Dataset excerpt
══════

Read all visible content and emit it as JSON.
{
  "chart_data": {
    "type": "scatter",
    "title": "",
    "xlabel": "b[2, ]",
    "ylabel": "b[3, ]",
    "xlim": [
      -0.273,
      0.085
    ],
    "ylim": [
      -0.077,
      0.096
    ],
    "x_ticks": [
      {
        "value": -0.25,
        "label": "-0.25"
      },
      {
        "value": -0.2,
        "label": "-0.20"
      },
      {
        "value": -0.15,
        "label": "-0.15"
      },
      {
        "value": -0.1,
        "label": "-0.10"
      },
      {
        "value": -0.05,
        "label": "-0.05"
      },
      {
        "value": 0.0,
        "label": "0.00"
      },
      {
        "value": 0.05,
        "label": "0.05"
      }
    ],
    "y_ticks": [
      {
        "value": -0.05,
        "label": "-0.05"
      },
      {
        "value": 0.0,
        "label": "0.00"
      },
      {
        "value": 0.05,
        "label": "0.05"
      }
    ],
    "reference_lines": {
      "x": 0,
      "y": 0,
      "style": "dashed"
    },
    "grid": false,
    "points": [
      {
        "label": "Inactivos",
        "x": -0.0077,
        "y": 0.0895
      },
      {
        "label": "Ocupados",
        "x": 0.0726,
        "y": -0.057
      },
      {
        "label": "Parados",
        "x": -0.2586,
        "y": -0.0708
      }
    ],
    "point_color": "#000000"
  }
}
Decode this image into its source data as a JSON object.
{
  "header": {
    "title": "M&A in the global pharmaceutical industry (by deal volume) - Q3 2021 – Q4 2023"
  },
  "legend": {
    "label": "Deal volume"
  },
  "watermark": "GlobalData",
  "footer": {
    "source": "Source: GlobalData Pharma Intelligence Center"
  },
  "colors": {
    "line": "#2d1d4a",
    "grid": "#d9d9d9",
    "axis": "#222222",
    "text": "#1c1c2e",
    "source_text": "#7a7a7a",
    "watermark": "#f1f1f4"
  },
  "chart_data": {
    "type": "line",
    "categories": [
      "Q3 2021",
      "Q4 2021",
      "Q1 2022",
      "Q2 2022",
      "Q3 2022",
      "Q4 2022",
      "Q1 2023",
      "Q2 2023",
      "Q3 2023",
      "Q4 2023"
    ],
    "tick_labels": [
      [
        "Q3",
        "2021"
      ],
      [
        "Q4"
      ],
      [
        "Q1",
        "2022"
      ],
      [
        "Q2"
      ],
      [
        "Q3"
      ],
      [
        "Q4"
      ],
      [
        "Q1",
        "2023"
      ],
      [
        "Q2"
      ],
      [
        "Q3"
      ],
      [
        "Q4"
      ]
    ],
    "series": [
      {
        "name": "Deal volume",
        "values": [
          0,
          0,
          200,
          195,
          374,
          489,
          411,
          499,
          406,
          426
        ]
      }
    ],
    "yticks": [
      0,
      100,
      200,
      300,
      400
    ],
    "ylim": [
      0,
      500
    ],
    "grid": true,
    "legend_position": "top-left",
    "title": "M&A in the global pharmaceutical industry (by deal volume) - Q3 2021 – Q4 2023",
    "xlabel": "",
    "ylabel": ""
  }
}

══════

**GIVEN PROBLEM**
Give a word-for-word copy of the records.

**TASK RESPONSE**
Read all visible content and emit it as JSON.
{
  "chart_data": {
    "type": "scatter",
    "title": "",
    "xlabel": "b[2, ]",
    "ylabel": "b[3, ]",
    "xlim": [
      -0.273,
      0.085
    ],
    "ylim": [
      -0.077,
      0.096
    ],
    "x_ticks": [
      {
        "value": -0.25,
        "label": "-0.25"
      },
      {
        "value": -0.2,
        "label": "-0.20"
      },
      {
        "value": -0.15,
        "label": "-0.15"
      },
      {
        "value": -0.1,
        "label": "-0.10"
      },
      {
        "value": -0.05,
        "label": "-0.05"
      },
      {
        "value": 0.0,
        "label": "0.00"
      },
      {
        "value": 0.05,
        "label": "0.05"
      }
    ],
    "y_ticks": [
      {
        "value": -0.05,
        "label": "-0.05"
      },
      {
        "value": 0.0,
        "label": "0.00"
      },
      {
        "value": 0.05,
        "label": "0.05"
      }
    ],
    "reference_lines": {
      "x": 0,
      "y": 0,
      "style": "dashed"
    },
    "grid": false,
    "points": [
      {
        "label": "Inactivos",
        "x": -0.0077,
        "y": 0.0895
      },
      {
        "label": "Ocupados",
        "x": 0.0726,
        "y": -0.057
      },
      {
        "label": "Parados",
        "x": -0.2586,
        "y": -0.0708
      }
    ],
    "point_color": "#000000"
  }
}
Decode this image into its source data as a JSON object.
{
  "header": {
    "title": "M&A in the global pharmaceutical industry (by deal volume) - Q3 2021 – Q4 2023"
  },
  "legend": {
    "label": "Deal volume"
  },
  "watermark": "GlobalData",
  "footer": {
    "source": "Source: GlobalData Pharma Intelligence Center"
  },
  "colors": {
    "line": "#2d1d4a",
    "grid": "#d9d9d9",
    "axis": "#222222",
    "text": "#1c1c2e",
    "source_text": "#7a7a7a",
    "watermark": "#f1f1f4"
  },
  "chart_data": {
    "type": "line",
    "categories": [
      "Q3 2021",
      "Q4 2021",
      "Q1 2022",
      "Q2 2022",
      "Q3 2022",
      "Q4 2022",
      "Q1 2023",
      "Q2 2023",
      "Q3 2023",
      "Q4 2023"
    ],
    "tick_labels": [
      [
        "Q3",
        "2021"
      ],
      [
        "Q4"
      ],
      [
        "Q1",
        "2022"
      ],
      [
        "Q2"
      ],
      [
        "Q3"
      ],
      [
        "Q4"
      ],
      [
        "Q1",
        "2023"
      ],
      [
        "Q2"
      ],
      [
        "Q3"
      ],
      [
        "Q4"
      ]
    ],
    "series": [
      {
        "name": "Deal volume",
        "values": [
          0,
          0,
          200,
          195,
          374,
          489,
          411,
          499,
          406,
          426
        ]
      }
    ],
    "yticks": [
      0,
      100,
      200,
      300,
      400
    ],
    "ylim": [
      0,
      500
    ],
    "grid": true,
    "legend_position": "top-left",
    "title": "M&A in the global pharmaceutical industry (by deal volume) - Q3 2021 – Q4 2023",
    "xlabel": "",
    "ylabel": ""
  }
}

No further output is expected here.